━━━ Provided records
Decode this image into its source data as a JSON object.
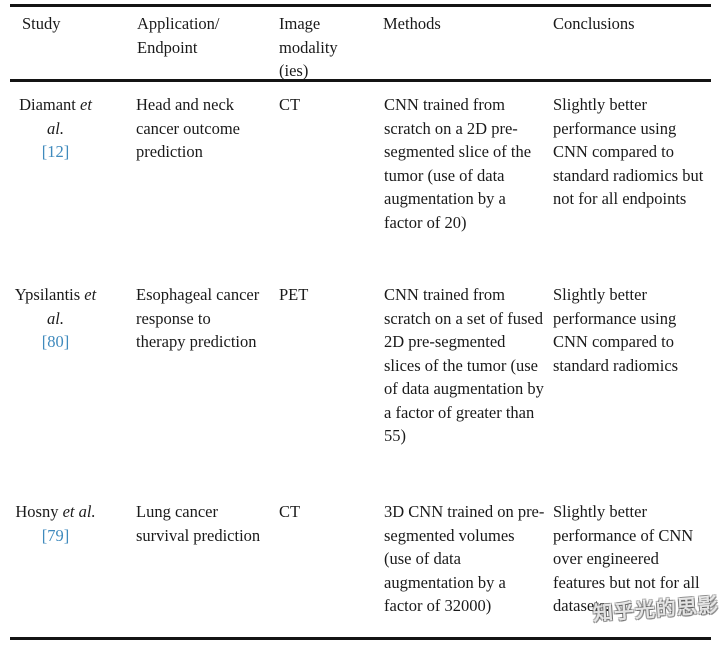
{
  "document": {
    "text_color": "#1a1a1a",
    "link_color": "#3f8abd",
    "rule_color": "#141414",
    "watermark_text": "知乎光的思影",
    "table": {
      "headers": {
        "study": "Study",
        "application": "Application/\nEndpoint",
        "modality": "Image\nmodality\n(ies)",
        "methods": "Methods",
        "conclusions": "Conclusions"
      },
      "rows": [
        {
          "study_name": "Diamant",
          "study_etal": "et al.",
          "study_ref": "[12]",
          "application": "Head and neck cancer outcome prediction",
          "modality": "CT",
          "methods": "CNN trained from scratch on a 2D pre-segmented slice of the tumor (use of data augmentation by a factor of 20)",
          "conclusions": "Slightly better performance using CNN compared to standard radiomics but not for all endpoints"
        },
        {
          "study_name": "Ypsilantis",
          "study_etal": "et al.",
          "study_ref": "[80]",
          "application": "Esophageal cancer response to therapy prediction",
          "modality": "PET",
          "methods": "CNN trained from scratch on a set of fused 2D pre-segmented slices of the tumor (use of data augmentation by a factor of greater than 55)",
          "conclusions": "Slightly better performance using CNN compared to standard radiomics"
        },
        {
          "study_name": "Hosny",
          "study_etal": "et al.",
          "study_ref": "[79]",
          "application": "Lung cancer survival prediction",
          "modality": "CT",
          "methods": "3D CNN trained on pre-segmented volumes (use of data augmentation by a factor of 32000)",
          "conclusions": "Slightly better performance of CNN over engineered features but not for all datasets."
        }
      ]
    }
  }
}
━━━━━━
◆ **Exercise goal**: Reproduce each entry precisely; the pictures stay out.

◆ **Result of the exercise**:
Decode this image into its source data as a JSON object.
{
  "document": {
    "text_color": "#1a1a1a",
    "link_color": "#3f8abd",
    "rule_color": "#141414",
    "watermark_text": "知乎光的思影",
    "table": {
      "headers": {
        "study": "Study",
        "application": "Application/\nEndpoint",
        "modality": "Image\nmodality\n(ies)",
        "methods": "Methods",
        "conclusions": "Conclusions"
      },
      "rows": [
        {
          "study_name": "Diamant",
          "study_etal": "et al.",
          "study_ref": "[12]",
          "application": "Head and neck cancer outcome prediction",
          "modality": "CT",
          "methods": "CNN trained from scratch on a 2D pre-segmented slice of the tumor (use of data augmentation by a factor of 20)",
          "conclusions": "Slightly better performance using CNN compared to standard radiomics but not for all endpoints"
        },
        {
          "study_name": "Ypsilantis",
          "study_etal": "et al.",
          "study_ref": "[80]",
          "application": "Esophageal cancer response to therapy prediction",
          "modality": "PET",
          "methods": "CNN trained from scratch on a set of fused 2D pre-segmented slices of the tumor (use of data augmentation by a factor of greater than 55)",
          "conclusions": "Slightly better performance using CNN compared to standard radiomics"
        },
        {
          "study_name": "Hosny",
          "study_etal": "et al.",
          "study_ref": "[79]",
          "application": "Lung cancer survival prediction",
          "modality": "CT",
          "methods": "3D CNN trained on pre-segmented volumes (use of data augmentation by a factor of 32000)",
          "conclusions": "Slightly better performance of CNN over engineered features but not for all datasets."
        }
      ]
    }
  }
}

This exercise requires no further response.